(What is being asked)
Reproduce verbatim everything from the row containing "Point (104, 672, 127, 686)" down to the row containing "Point (180, 530, 202, 544)", including both of those rows.
--- START Extracted entries ---
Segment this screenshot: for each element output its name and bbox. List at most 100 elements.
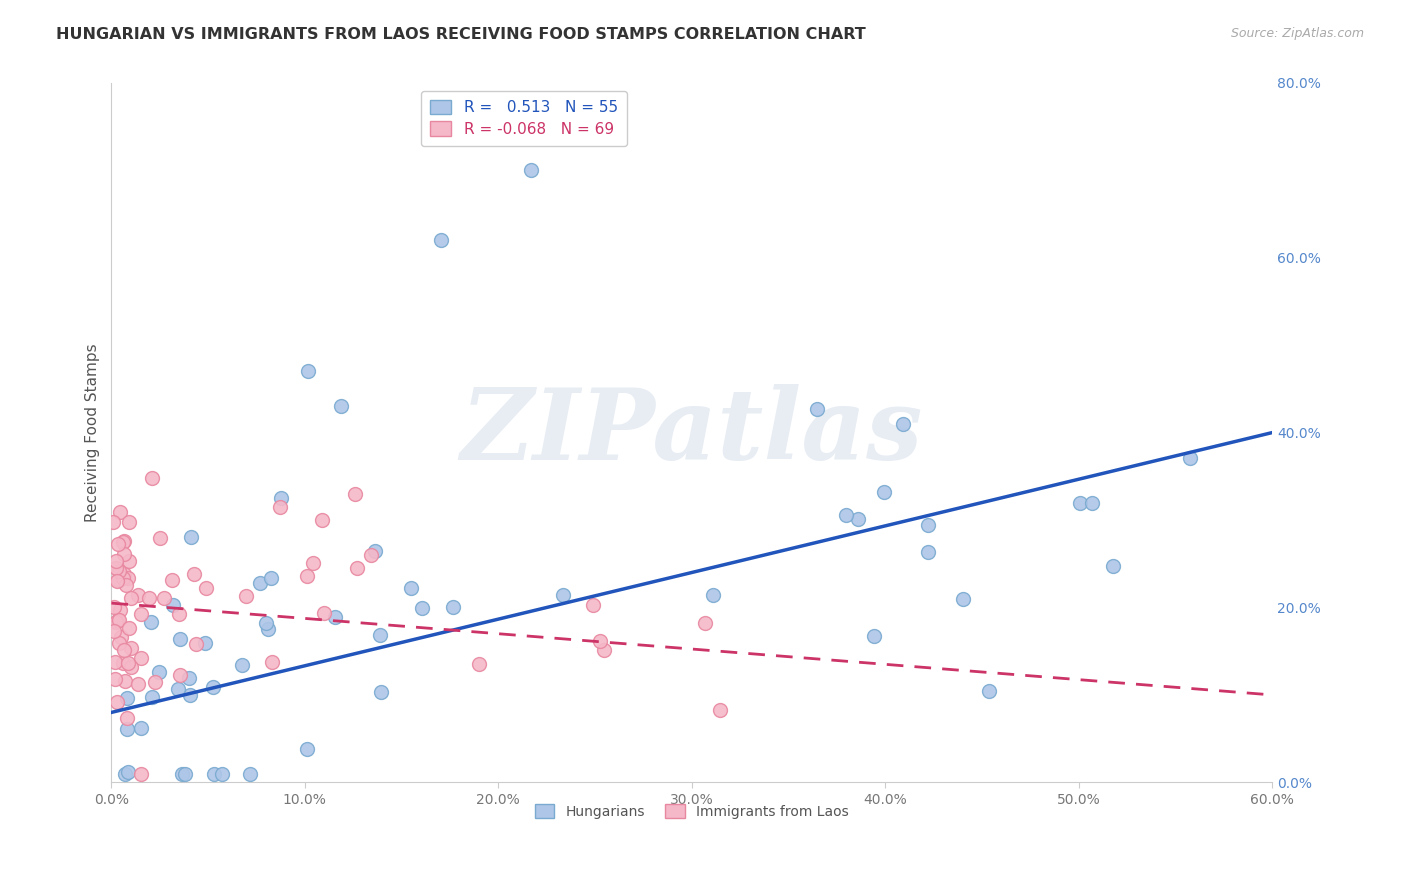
Point (104, 672, 127, 686)
Point (112, 643, 135, 657)
Point (117, 657, 139, 671)
Point (411, 600, 433, 615)
Point (108, 636, 131, 650)
Point (127, 676, 149, 690)
Point (1180, 451, 1202, 466)
Point (593, 643, 616, 657)
Point (112, 571, 135, 585)
Point (115, 722, 138, 736)
Point (127, 588, 149, 602)
Point (520, 163, 543, 178)
Point (184, 636, 207, 650)
Point (112, 657, 135, 671)
Point (104, 615, 127, 630)
Point (120, 591, 142, 606)
Point (117, 691, 139, 706)
Point (112, 566, 135, 581)
Point (582, 598, 605, 612)
Point (114, 673, 136, 688)
Point (239, 766, 262, 780)
Point (709, 702, 731, 716)
Point (269, 500, 291, 514)
Point (103, 600, 125, 615)
Point (110, 630, 132, 644)
Point (112, 535, 135, 549)
Point (167, 607, 190, 621)
Point (835, 508, 858, 522)
Point (173, 766, 195, 780)
Point (1101, 558, 1123, 573)
Point (235, 589, 257, 603)
Point (468, 657, 491, 672)
Point (103, 624, 125, 638)
Point (863, 629, 886, 643)
Point (360, 548, 382, 562)
Point (301, 556, 323, 570)
Point (104, 560, 127, 574)
Point (893, 417, 915, 431)
Point (166, 682, 188, 697)
Point (148, 665, 170, 679)
Point (118, 516, 141, 530)
Point (108, 603, 131, 617)
Y-axis label: Receiving Food Stamps: Receiving Food Stamps (86, 343, 100, 522)
Point (153, 591, 176, 606)
Point (297, 364, 319, 378)
Point (115, 578, 138, 592)
Point (172, 766, 194, 780)
Point (104, 554, 127, 568)
Point (105, 574, 128, 588)
Point (259, 571, 281, 585)
Point (368, 628, 391, 642)
Point (104, 655, 127, 669)
Point (297, 569, 319, 583)
Point (149, 532, 172, 546)
Point (1069, 496, 1091, 510)
Point (160, 573, 183, 587)
Point (138, 591, 160, 605)
Text: ZIPatlas: ZIPatlas (461, 384, 922, 481)
Point (343, 487, 366, 501)
Point (108, 613, 131, 627)
Point (249, 576, 271, 591)
Point (169, 668, 191, 682)
Point (180, 530, 202, 544)
Point (262, 655, 284, 669)
Point (112, 547, 135, 561)
Point (117, 571, 139, 585)
Point (917, 518, 939, 533)
Point (917, 545, 939, 559)
Point (115, 711, 138, 725)
Point (141, 690, 163, 705)
Point (589, 634, 612, 648)
Point (141, 615, 163, 629)
Point (114, 766, 136, 780)
Point (108, 564, 131, 578)
Point (131, 721, 153, 735)
Point (201, 681, 224, 695)
Point (257, 623, 280, 637)
Point (551, 588, 574, 602)
Point (346, 561, 368, 575)
Point (270, 491, 292, 505)
Point (107, 574, 129, 588)
Point (143, 675, 166, 690)
Point (702, 588, 724, 602)
Point (120, 660, 142, 674)
Point (323, 609, 346, 624)
Point (118, 554, 141, 568)
Point (179, 688, 201, 702)
Point (162, 599, 184, 613)
Point (846, 512, 869, 526)
Point (112, 533, 135, 548)
Point (311, 513, 333, 527)
Point (141, 471, 163, 485)
Point (183, 566, 205, 581)
Point (194, 636, 217, 650)
Point (329, 400, 352, 414)
Point (231, 657, 253, 672)
Legend: Hungarians, Immigrants from Laos: Hungarians, Immigrants from Laos (529, 799, 855, 824)
Point (399, 582, 422, 596)
Point (693, 615, 716, 630)
Point (430, 233, 453, 247)
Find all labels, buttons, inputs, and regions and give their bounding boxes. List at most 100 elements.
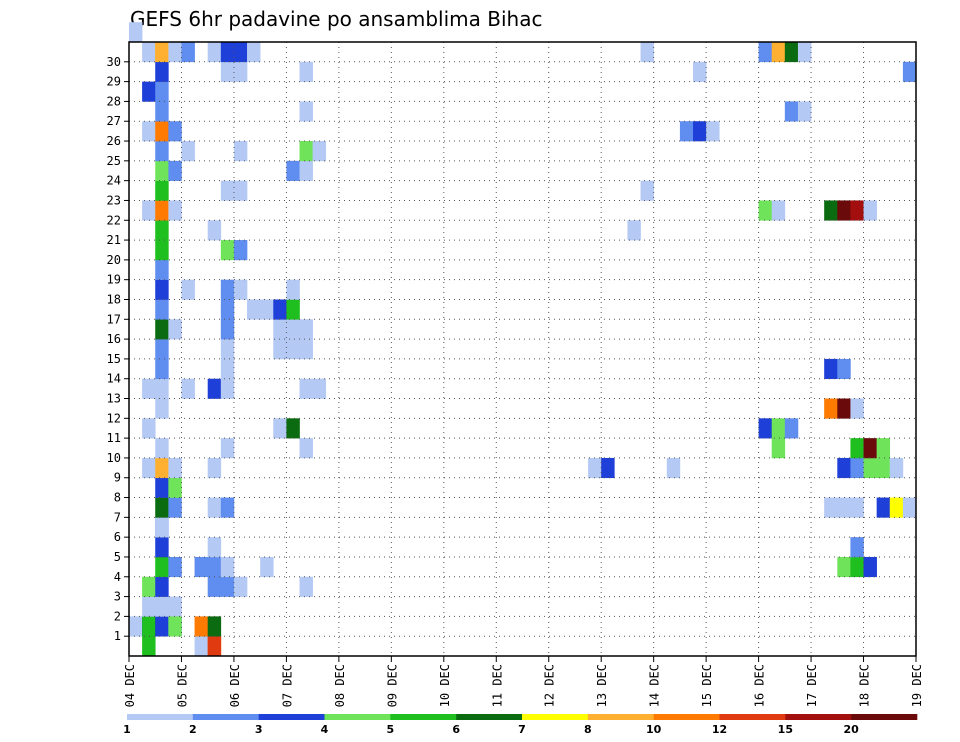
colorbar-swatch xyxy=(127,714,194,720)
heat-cell xyxy=(299,61,313,82)
heat-cell xyxy=(233,240,248,261)
heat-cell xyxy=(889,497,904,518)
heat-cell xyxy=(194,556,208,578)
x-tick-label: 12 DEC xyxy=(543,664,557,707)
heat-cell xyxy=(155,101,169,122)
colorbar-swatch xyxy=(851,714,918,720)
heat-cell xyxy=(299,141,313,162)
heat-cell xyxy=(233,279,248,300)
heat-cell xyxy=(207,616,222,637)
y-tick-label: 12 xyxy=(107,411,121,425)
heat-cell xyxy=(155,438,169,459)
heat-cell xyxy=(260,556,274,578)
y-tick-label: 1 xyxy=(114,629,121,643)
x-tick-label: 18 DEC xyxy=(858,664,872,707)
colorbar-label: 1 xyxy=(123,723,131,736)
heat-cell xyxy=(784,42,799,63)
heat-cell xyxy=(155,616,169,637)
heat-cell xyxy=(771,42,786,63)
x-tick-label: 11 DEC xyxy=(490,664,504,707)
heat-cell xyxy=(142,616,156,637)
heat-cell xyxy=(247,42,261,63)
x-tick-label: 15 DEC xyxy=(700,664,714,707)
heat-cell xyxy=(168,160,182,181)
colorbar-label: 4 xyxy=(321,723,329,736)
heat-cell xyxy=(168,556,182,578)
heat-cell xyxy=(155,180,169,201)
y-tick-label: 6 xyxy=(114,530,121,544)
heat-cell xyxy=(220,42,235,63)
heat-cell xyxy=(876,497,891,518)
heat-cell xyxy=(850,537,864,558)
x-tick-label: 08 DEC xyxy=(333,664,347,707)
heat-cell xyxy=(220,378,235,399)
heat-cell xyxy=(824,497,838,518)
heat-cell xyxy=(850,457,864,479)
heat-cell xyxy=(168,200,182,221)
y-tick-label: 8 xyxy=(114,491,121,505)
heat-cell xyxy=(155,537,169,558)
heat-cell xyxy=(142,200,156,221)
heat-cell xyxy=(129,22,143,43)
colorbar-label: 3 xyxy=(255,723,263,736)
x-tick-label: 06 DEC xyxy=(228,664,242,707)
heat-cell xyxy=(142,121,156,142)
heat-cell xyxy=(207,497,222,518)
heat-cell xyxy=(155,457,169,479)
heat-cell xyxy=(155,339,169,360)
colorbar-swatch xyxy=(192,714,259,720)
heat-cell xyxy=(155,378,169,399)
heat-cell xyxy=(784,101,799,122)
grid-layer xyxy=(129,42,916,656)
heat-cell xyxy=(220,358,235,380)
heat-cell xyxy=(142,596,156,617)
y-tick-label: 16 xyxy=(107,332,121,346)
heat-cell xyxy=(207,537,222,558)
heat-cell xyxy=(837,457,851,479)
x-tick-label: 14 DEC xyxy=(648,664,662,707)
heat-cell xyxy=(155,61,169,82)
heat-cell xyxy=(220,576,235,597)
y-tick-label: 11 xyxy=(107,431,121,445)
colorbar-swatch xyxy=(324,714,391,720)
heat-cell xyxy=(693,121,707,142)
heat-cell xyxy=(207,576,222,597)
colorbar-swatch xyxy=(653,714,720,720)
heat-cell xyxy=(837,398,851,419)
heat-cell xyxy=(220,438,235,459)
heat-cell xyxy=(876,438,891,459)
colorbar-label: 20 xyxy=(844,723,860,736)
heat-cell xyxy=(155,121,169,142)
x-tick-label: 10 DEC xyxy=(438,664,452,707)
heat-cell xyxy=(142,576,156,597)
colorbar-swatch xyxy=(522,714,589,720)
heat-cell xyxy=(155,497,169,518)
y-tick-label: 28 xyxy=(107,94,121,108)
heat-cell xyxy=(902,497,917,518)
heat-cell xyxy=(640,180,654,201)
heat-cell xyxy=(155,398,169,419)
y-tick-label: 5 xyxy=(114,550,121,564)
heat-cell xyxy=(824,398,838,419)
heat-cell xyxy=(758,42,773,63)
heat-cell xyxy=(837,556,851,578)
chart-title: GEFS 6hr padavine po ansamblima Bihac xyxy=(130,7,542,31)
y-tick-label: 20 xyxy=(107,253,121,267)
heat-cell xyxy=(693,61,707,82)
colorbar-label: 5 xyxy=(387,723,395,736)
heat-cell xyxy=(299,339,313,360)
heat-cell xyxy=(220,299,235,320)
heat-cell xyxy=(155,556,169,578)
heat-cell xyxy=(220,339,235,360)
heat-cell xyxy=(837,358,851,380)
heat-cell xyxy=(312,378,327,399)
heat-cell xyxy=(207,457,222,479)
y-tick-label: 22 xyxy=(107,213,121,227)
heat-cell xyxy=(601,457,615,479)
heat-cell xyxy=(168,121,182,142)
heat-cell xyxy=(181,279,195,300)
heat-cell xyxy=(155,477,169,498)
heat-cell xyxy=(155,160,169,181)
heat-cell xyxy=(876,457,891,479)
y-tick-label: 7 xyxy=(114,510,121,524)
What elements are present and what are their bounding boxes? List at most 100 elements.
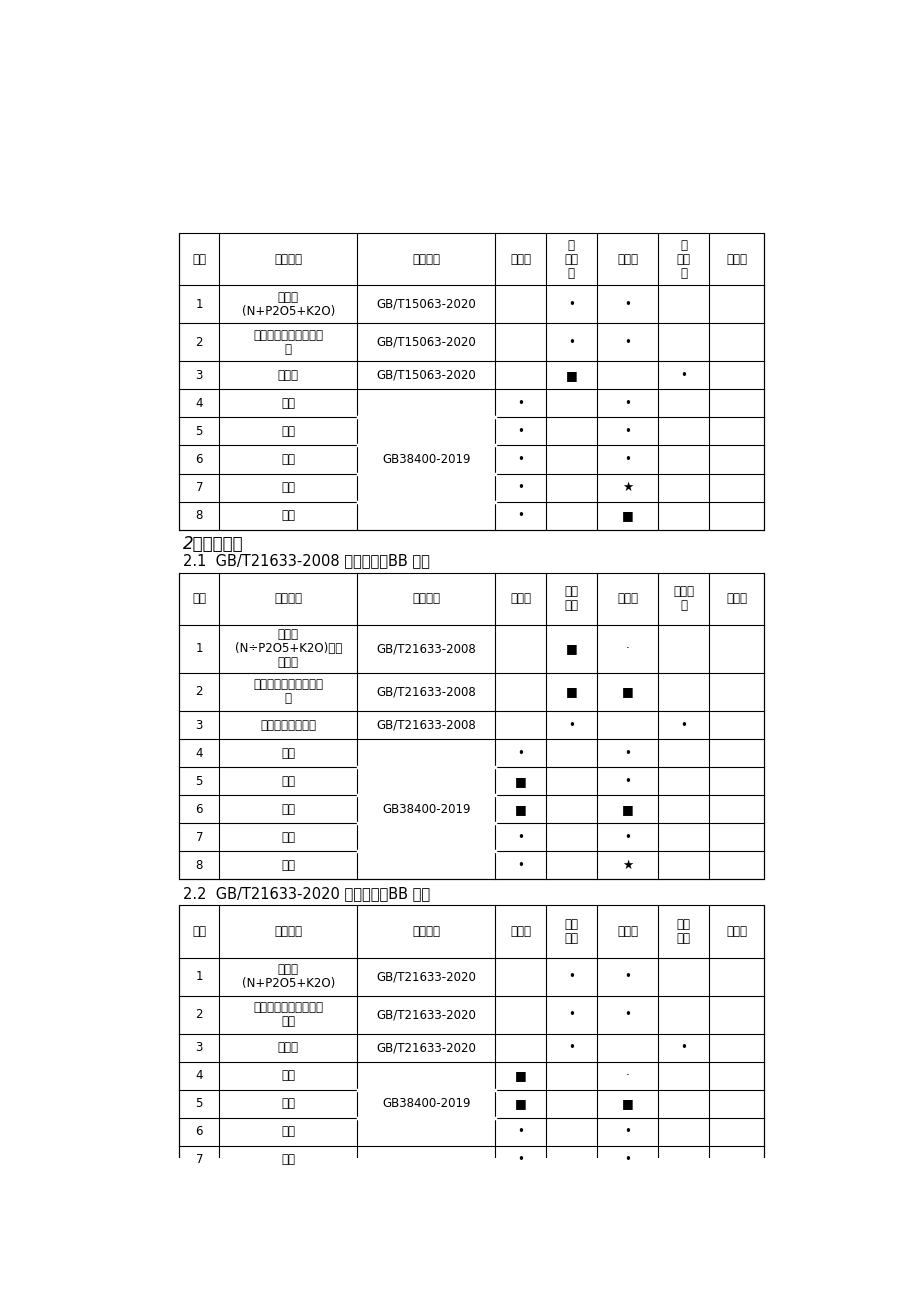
--- END Extracted entries ---
(Task result)
Point (104, 672, 127, 686)
Point (112, 643, 135, 657)
Point (117, 657, 139, 671)
Point (411, 600, 433, 615)
Point (108, 636, 131, 650)
Point (127, 676, 149, 690)
Point (1180, 451, 1202, 466)
Point (593, 643, 616, 657)
Point (112, 571, 135, 585)
Point (115, 722, 138, 736)
Point (127, 588, 149, 602)
Point (520, 163, 543, 178)
Point (184, 636, 207, 650)
Point (112, 657, 135, 671)
Point (104, 615, 127, 630)
Point (120, 591, 142, 606)
Point (117, 691, 139, 706)
Point (112, 566, 135, 581)
Point (582, 598, 605, 612)
Point (114, 673, 136, 688)
Point (239, 766, 262, 780)
Point (709, 702, 731, 716)
Point (269, 500, 291, 514)
Point (103, 600, 125, 615)
Point (110, 630, 132, 644)
Point (112, 535, 135, 549)
Point (167, 607, 190, 621)
Point (835, 508, 858, 522)
Point (173, 766, 195, 780)
Point (1101, 558, 1123, 573)
Point (235, 589, 257, 603)
Point (468, 657, 491, 672)
Point (103, 624, 125, 638)
Point (863, 629, 886, 643)
Point (360, 548, 382, 562)
Point (301, 556, 323, 570)
Point (104, 560, 127, 574)
Point (893, 417, 915, 431)
Point (166, 682, 188, 697)
Point (148, 665, 170, 679)
Point (118, 516, 141, 530)
Point (108, 603, 131, 617)
Y-axis label: Receiving Food Stamps: Receiving Food Stamps (86, 343, 100, 522)
Point (153, 591, 176, 606)
Point (297, 364, 319, 378)
Point (115, 578, 138, 592)
Point (172, 766, 194, 780)
Point (104, 554, 127, 568)
Point (105, 574, 128, 588)
Point (259, 571, 281, 585)
Point (368, 628, 391, 642)
Point (104, 655, 127, 669)
Point (297, 569, 319, 583)
Point (149, 532, 172, 546)
Point (1069, 496, 1091, 510)
Point (160, 573, 183, 587)
Point (138, 591, 160, 605)
Text: ZIPatlas: ZIPatlas (461, 384, 922, 481)
Point (343, 487, 366, 501)
Point (108, 613, 131, 627)
Point (249, 576, 271, 591)
Point (169, 668, 191, 682)
Point (180, 530, 202, 544)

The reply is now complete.